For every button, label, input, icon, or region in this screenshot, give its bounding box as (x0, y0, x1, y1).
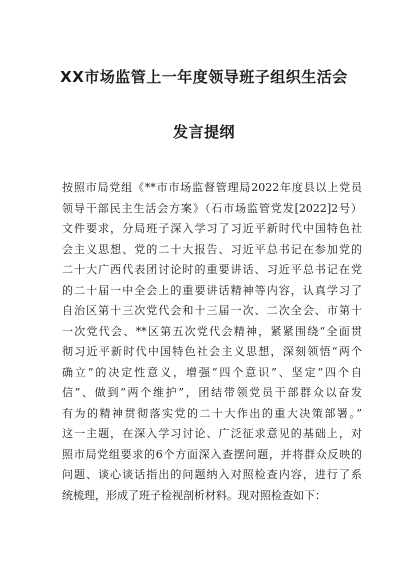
body-line: 自治区第十三次党代会和十三届一次、二次全会、市第十 (62, 304, 362, 317)
body-line: 彻习近平新时代中国特色社会主义思想，深刻领悟“两个 (62, 345, 362, 358)
body-line: 文件要求，分局班子深入学习了习近平新时代中国特色社 (62, 222, 362, 235)
body-line: 按照市局党组《**市市场监督管理局2022年度县以上党员 (62, 181, 362, 194)
body-line: 会主义思想、党的二十大报告、习近平总书记在参加党的 (62, 242, 362, 256)
document-title: XX市场监管上一年度领导班子组织生活会 (60, 68, 348, 86)
body-line: 信”、做到“两个维护”，团结带领党员干部群众以奋发 (62, 386, 362, 399)
body-line: 照市局党组要求的6个方面深入查摆问题，并将群众反映的 (62, 447, 362, 461)
document-body (62, 178, 362, 506)
body-line: 这一主题，在深入学习讨论、广泛征求意见的基础上，对 (62, 427, 362, 440)
body-line: 的二十届一中全会上的重要讲话精神等内容，认真学习了 (62, 283, 362, 297)
body-line: 领导干部民主生活会方案》（石市场监管党发[2022]2号） (62, 201, 362, 215)
body-line: 问题、谈心谈话指出的问题纳入对照检查内容，进行了系 (62, 468, 362, 481)
body-line: 二十大广西代表团讨论时的重要讲话、习近平总书记在党 (62, 263, 362, 276)
body-line: 有为的精神贯彻落实党的二十大作出的重大决策部署。” (62, 406, 362, 420)
document-subtitle: 发言提纲 (172, 123, 235, 141)
body-line: 一次党代会、**区第五次党代会精神，紧紧围绕“全面贯 (62, 324, 362, 338)
body-line: 确立”的决定性意义，增强“四个意识”、坚定“四个自 (62, 365, 362, 379)
body-line: 统梳理，形成了班子检视剖析材料。现对照检查如下： (62, 488, 326, 502)
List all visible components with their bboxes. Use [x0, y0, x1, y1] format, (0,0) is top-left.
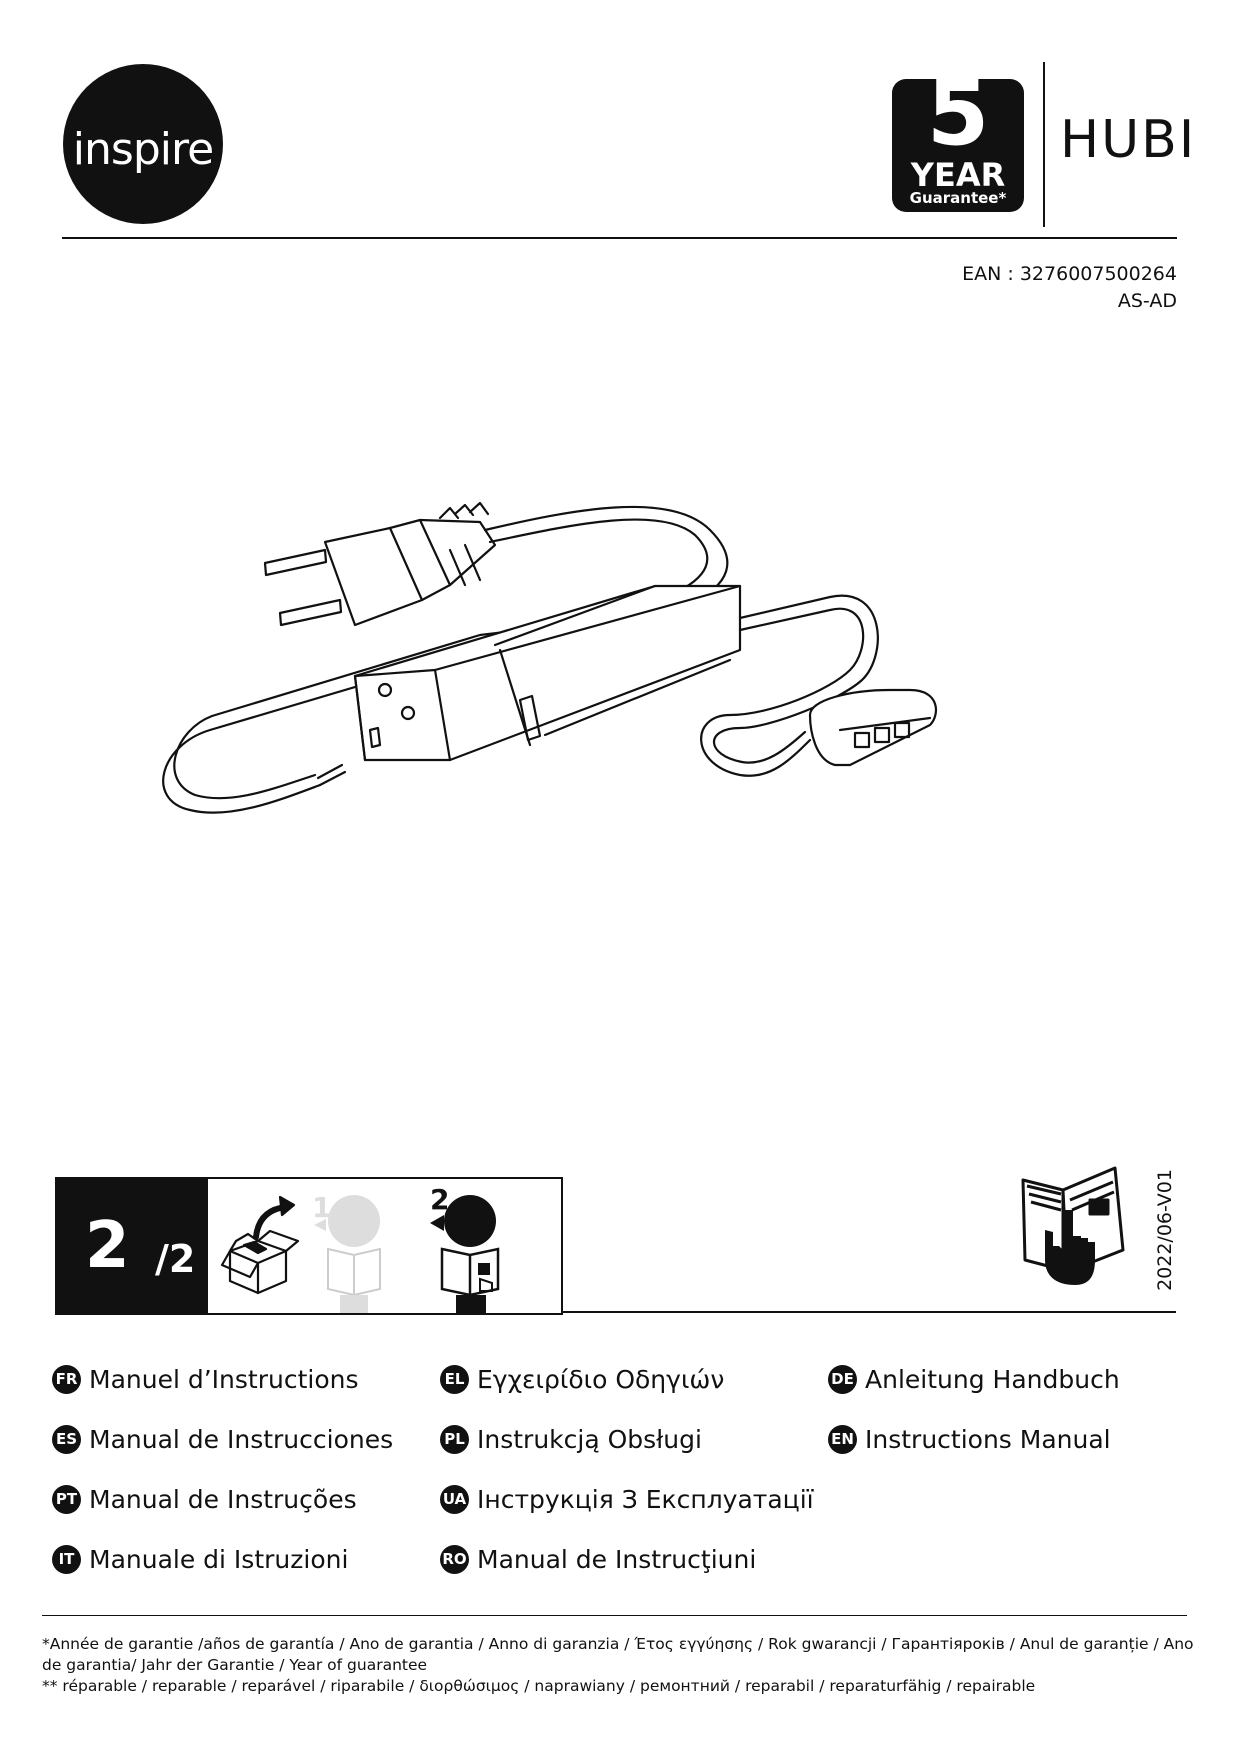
language-code-badge: EN [828, 1425, 857, 1454]
language-label: Instructions Manual [865, 1424, 1111, 1454]
language-ua [440, 1483, 814, 1515]
steps-panel [208, 1177, 563, 1315]
language-label: Manual de Instrucciones [89, 1424, 394, 1454]
step-bar-rule [561, 1311, 1176, 1313]
language-code-badge: FR [52, 1365, 81, 1394]
language-label: Instrukcją Obsługi [477, 1424, 702, 1454]
header-rule [62, 237, 1177, 239]
language-pt [52, 1483, 357, 1515]
plug-icon [265, 503, 495, 625]
guarantee-sub-label: Guarantee* [909, 189, 1007, 207]
footer-rule [42, 1615, 1187, 1616]
hub-connector [810, 690, 936, 765]
language-code-badge: ES [52, 1425, 81, 1454]
page-current: 2 [85, 1209, 130, 1283]
language-code-badge: IT [52, 1545, 81, 1574]
product-reference: AS-AD [1117, 290, 1177, 312]
header-divider [1043, 62, 1045, 227]
language-label: Anleitung Handbuch [865, 1364, 1120, 1394]
language-label: Manuale di Istruzioni [89, 1544, 349, 1574]
guarantee-year-label: YEAR [910, 156, 1006, 194]
page-total: /2 [155, 1237, 196, 1281]
language-code-badge: UA [440, 1485, 469, 1514]
guarantee-number: 5 [926, 61, 990, 166]
language-pl [440, 1423, 702, 1455]
page-indicator [55, 1177, 208, 1315]
language-code-badge: DE [828, 1365, 857, 1394]
language-label: Manuel d’Instructions [89, 1364, 359, 1394]
footnote-repairable: ** réparable / reparable / reparável / riparabile / διορθώσιμος / naprawiany / ремонтний / reparabil / reparaturfähig / repairable [42, 1677, 1036, 1695]
language-de [828, 1363, 1120, 1395]
product-illustration [150, 500, 1070, 920]
language-el [440, 1363, 724, 1395]
reader-step-1-icon [312, 1191, 380, 1313]
box-unpack-icon [222, 1197, 298, 1293]
language-label: Εγχειρίδιο Οδηγιών [477, 1364, 725, 1394]
language-en [828, 1423, 1111, 1455]
language-fr [52, 1363, 359, 1395]
brand-logo-text: inspire [72, 124, 214, 175]
language-label: Інструкція З Експлуатації [477, 1484, 814, 1514]
product-name: HUBI [1060, 110, 1197, 170]
reader-step-2-icon [430, 1183, 498, 1313]
read-manual-icon [1015, 1160, 1130, 1295]
guarantee-badge [892, 61, 1024, 212]
driver-box [355, 586, 740, 760]
ean-code: EAN : 3276007500264 [962, 263, 1177, 285]
language-code-badge: RO [440, 1545, 469, 1574]
language-code-badge: PT [52, 1485, 81, 1514]
language-code-badge: EL [440, 1365, 469, 1394]
language-ro [440, 1543, 756, 1575]
step-2-number: 2 [430, 1183, 450, 1216]
language-code-badge: PL [440, 1425, 469, 1454]
language-label: Manual de Instrucţiuni [477, 1544, 757, 1574]
version-code: 2022/06-V01 [1154, 1169, 1176, 1291]
language-label: Manual de Instruções [89, 1484, 357, 1514]
language-it [52, 1543, 348, 1575]
footnotes [42, 1634, 1212, 1697]
language-es [52, 1423, 393, 1455]
footnote-guarantee: *Année de garantie /años de garantía / Ano de garantia / Anno di garanzia / Έτος εγγύησης / Rok gwarancji / Гарантіяроків / Anul de garanție / Ano de garantia/ Jahr der Garantie / Year of guarantee [42, 1635, 1194, 1674]
step-1-number: 1 [312, 1191, 332, 1224]
version-code-container [1150, 1160, 1180, 1300]
brand-logo [63, 64, 223, 224]
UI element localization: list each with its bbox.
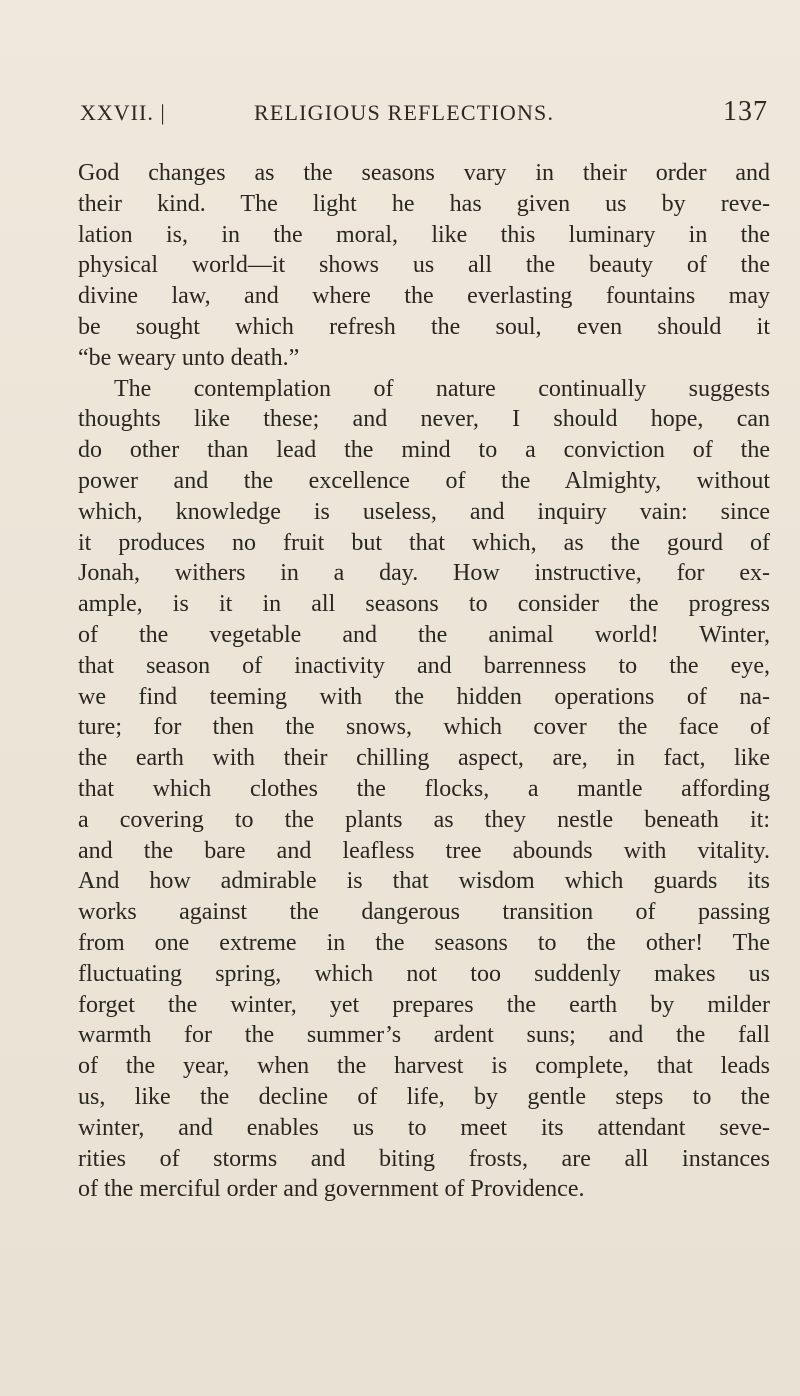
text-line: it produces no fruit but that which, as the gourd of <box>78 529 770 556</box>
text-line: fluctuating spring, which not too suddenly makes us <box>78 960 770 987</box>
text-line: God changes as the seasons vary in their order and <box>78 160 770 186</box>
page-number: 137 <box>723 96 768 127</box>
text-line: Jonah, withers in a day. How instructive, for ex- <box>78 560 770 587</box>
text-line: And how admirable is that wisdom which guards its <box>78 868 770 895</box>
text-line: divine law, and where the everlasting fountains may <box>78 283 770 310</box>
text-line: us, like the decline of life, by gentle steps to the <box>78 1083 770 1110</box>
text-line: of the merciful order and government of Providence. <box>78 1176 585 1203</box>
text-line: physical world—it shows us all the beauty of the <box>78 252 770 279</box>
text-line: we find teeming with the hidden operations of na- <box>78 683 770 710</box>
text-line: “be weary unto death.” <box>78 344 300 371</box>
text-line: forget the winter, yet prepares the earth by milder <box>78 991 770 1018</box>
text-line: lation is, in the moral, like this luminary in the <box>78 221 770 248</box>
text-line: which, knowledge is useless, and inquiry vain: since <box>78 498 770 525</box>
text-line: from one extreme in the seasons to the other! The <box>78 929 770 956</box>
text-line: be sought which refresh the soul, even should it <box>78 313 770 340</box>
text-line: warmth for the summer’s ardent suns; and the fall <box>78 1022 770 1049</box>
running-head <box>80 96 770 136</box>
text-line: thoughts like these; and never, I should hope, can <box>78 406 770 433</box>
text-line: rities of storms and biting frosts, are all instances <box>78 1145 770 1172</box>
text-line: ture; for then the snows, which cover the face of <box>78 714 770 741</box>
running-title: RELIGIOUS REFLECTIONS. <box>254 100 555 125</box>
text-line: winter, and enables us to meet its attendant seve- <box>78 1114 770 1141</box>
text-line: that season of inactivity and barrenness to the eye, <box>78 652 770 679</box>
chapter-number: XXVII. | <box>80 100 166 125</box>
text-line: that which clothes the flocks, a mantle affording <box>78 775 770 802</box>
text-line: of the year, when the harvest is complete, that leads <box>78 1053 770 1080</box>
text-line: their kind. The light he has given us by reve- <box>78 190 770 217</box>
text-line: the earth with their chilling aspect, are, in fact, like <box>78 745 770 772</box>
text-line: and the bare and leafless tree abounds with vitality. <box>78 837 770 864</box>
text-line: works against the dangerous transition of passing <box>78 899 770 926</box>
text-line: do other than lead the mind to a conviction of the <box>78 437 770 464</box>
text-line: a covering to the plants as they nestle beneath it: <box>78 806 770 833</box>
body-text <box>78 158 770 1205</box>
text-line: ample, is it in all seasons to consider the progress <box>78 591 770 618</box>
text-line: of the vegetable and the animal world! Winter, <box>78 621 770 648</box>
text-line: power and the excellence of the Almighty, without <box>78 467 770 494</box>
paragraph-first-line: The contemplation of nature continually suggests <box>114 375 770 402</box>
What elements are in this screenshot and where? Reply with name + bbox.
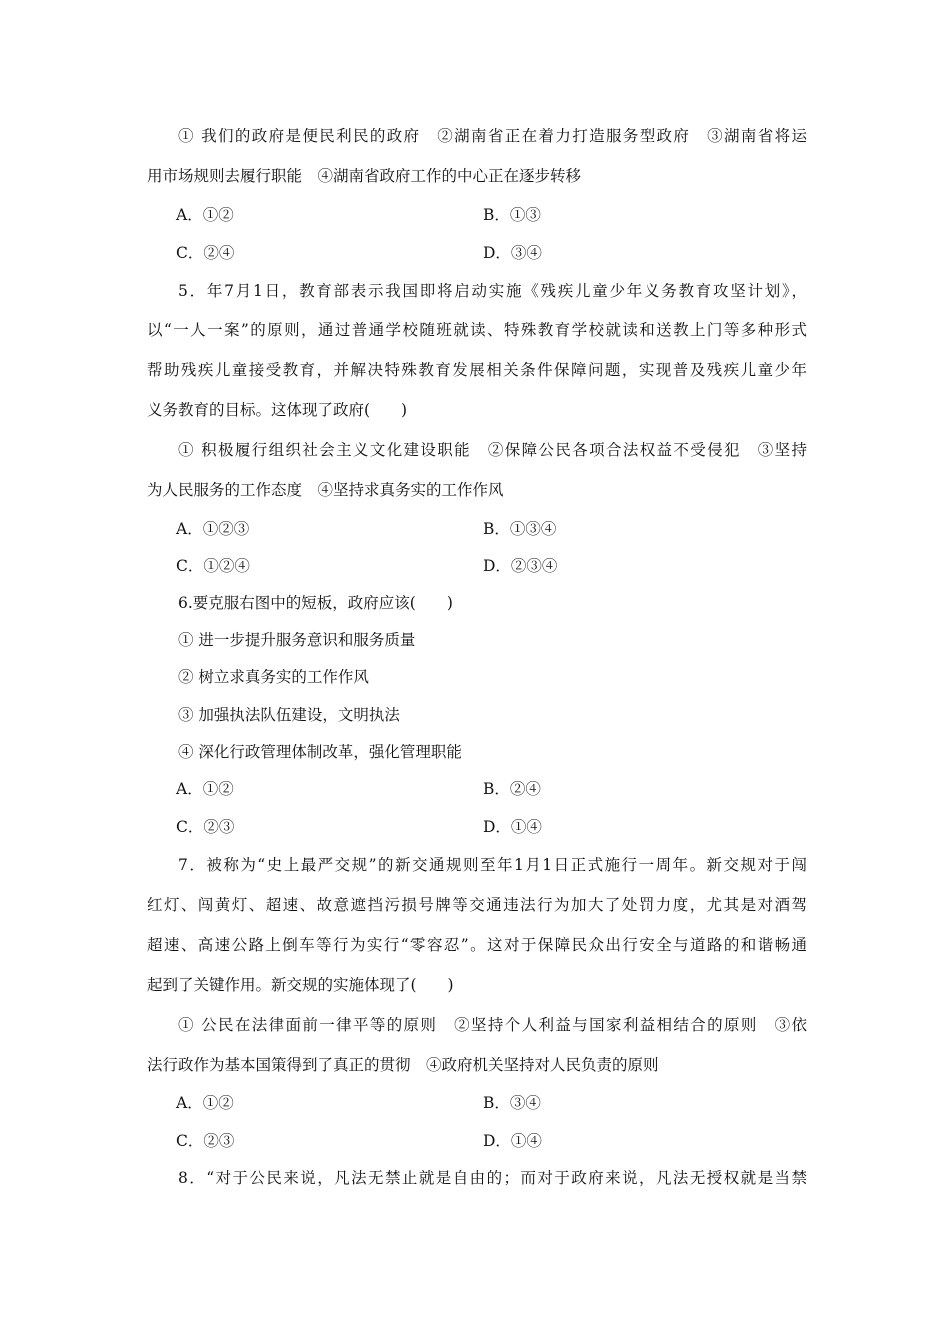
q5-stem-line-2: 以“一人一案”的原则，通过普通学校随班就读、特殊教育学校就读和送教上门等多种形式 [147, 321, 807, 339]
q5-stem-line-1: 5．年7月1日，教育部表示我国即将启动实施《残疾儿童少年义务教育攻坚计划》， [178, 282, 807, 300]
q8-stem-line-1: 8．“对于公民来说，凡法无禁止就是自由的；而对于政府来说，凡法无授权就是当禁 [178, 1169, 807, 1187]
q6-option-b: B．②④ [483, 780, 541, 798]
q6-option-d: D．①④ [483, 818, 542, 836]
q7-stem-line-2: 红灯、闯黄灯、超速、故意遮挡污损号牌等交通违法行为加大了处罚力度，尤其是对酒驾 [147, 896, 807, 914]
q6-option-c: C．②③ [176, 818, 235, 836]
q5-option-d: D．②③④ [483, 557, 558, 575]
q5-option-b: B．①③④ [483, 520, 557, 538]
q6-statement-1: ① 进一步提升服务意识和服务质量 [178, 631, 416, 649]
q6-statement-4: ④ 深化行政管理体制改革，强化管理职能 [178, 743, 462, 761]
q7-option-a: A．①② [176, 1094, 234, 1112]
q7-stem-line-3: 超速、高速公路上倒车等行为实行“零容忍”。这对于保障民众出行安全与道路的和谐畅通 [147, 936, 807, 954]
q6-statement-3: ③ 加强执法队伍建设，文明执法 [178, 706, 400, 724]
q4-statements-line-1: ① 我们的政府是便民利民的政府 ②湖南省正在着力打造服务型政府 ③湖南省将运 [178, 127, 807, 145]
q4-option-c: C．②④ [176, 244, 235, 262]
q5-stem-line-4: 义务教育的目标。这体现了政府( ) [147, 401, 408, 419]
q5-stem-line-3: 帮助残疾儿童接受教育，并解决特殊教育发展相关条件保障问题，实现普及残疾儿童少年 [147, 361, 807, 379]
q5-statements-line-1: ① 积极履行组织社会主义文化建设职能 ②保障公民各项合法权益不受侵犯 ③坚持 [178, 441, 807, 459]
q4-option-a: A．①② [176, 206, 234, 224]
q7-option-c: C．②③ [176, 1132, 235, 1150]
q6-stem: 6.要克服右图中的短板，政府应该( ) [178, 594, 453, 612]
q7-statements-line-2: 法行政作为基本国策得到了真正的贯彻 ④政府机关坚持对人民负责的原则 [147, 1056, 659, 1074]
q7-statements-line-1: ① 公民在法律面前一律平等的原则 ②坚持个人利益与国家利益相结合的原则 ③依 [178, 1016, 807, 1034]
q4-option-b: B．①③ [483, 206, 541, 224]
q5-option-c: C．①②④ [176, 557, 250, 575]
q7-option-b: B．③④ [483, 1094, 541, 1112]
q7-option-d: D．①④ [483, 1132, 542, 1150]
q7-stem-line-1: 7．被称为“史上最严交规”的新交通规则至年1月1日正式施行一周年。新交规对于闯 [178, 856, 807, 874]
q5-option-a: A．①②③ [176, 520, 250, 538]
q6-option-a: A．①② [176, 780, 234, 798]
q7-stem-line-4: 起到了关键作用。新交规的实施体现了( ) [147, 976, 454, 994]
q6-statement-2: ② 树立求真务实的工作作风 [178, 668, 369, 686]
q4-statements-line-2: 用市场规则去履行职能 ④湖南省政府工作的中心正在逐步转移 [147, 167, 582, 185]
q5-statements-line-2: 为人民服务的工作态度 ④坚持求真务实的工作作风 [147, 481, 504, 499]
q4-option-d: D．③④ [483, 244, 542, 262]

### Your task
Recast the lines of the listing above, from the line containing "body-line: 自治区第十三次党代会和十三届一次、二次全会、市第十 (62, 304, 362, 317)" through the line containing "body-line: 二十大广西代表团讨论时的重要讲话、习近平总书记在党 (62, 263, 362, 276)", as a JSON list of strings with one string per line, leaving out any blank lines.

### Result for this exercise
[
  "body-line: 自治区第十三次党代会和十三届一次、二次全会、市第十 (62, 304, 362, 317)",
  "body-line: 彻习近平新时代中国特色社会主义思想，深刻领悟“两个 (62, 345, 362, 358)",
  "body-line: 文件要求，分局班子深入学习了习近平新时代中国特色社 (62, 222, 362, 235)",
  "body-line: 按照市局党组《**市市场监督管理局2022年度县以上党员 (62, 181, 362, 194)",
  "body-line: 会主义思想、党的二十大报告、习近平总书记在参加党的 (62, 242, 362, 256)",
  "document-title: XX市场监管上一年度领导班子组织生活会 (60, 68, 348, 86)",
  "body-line: 信”、做到“两个维护”，团结带领党员干部群众以奋发 (62, 386, 362, 399)",
  "body-line: 照市局党组要求的6个方面深入查摆问题，并将群众反映的 (62, 447, 362, 461)",
  "document-body (62, 178, 362, 506)",
  "body-line: 这一主题，在深入学习讨论、广泛征求意见的基础上，对 (62, 427, 362, 440)",
  "body-line: 的二十届一中全会上的重要讲话精神等内容，认真学习了 (62, 283, 362, 297)",
  "body-line: 领导干部民主生活会方案》（石市场监管党发[2022]2号） (62, 201, 362, 215)",
  "body-line: 问题、谈心谈话指出的问题纳入对照检查内容，进行了系 (62, 468, 362, 481)",
  "body-line: 二十大广西代表团讨论时的重要讲话、习近平总书记在党 (62, 263, 362, 276)"
]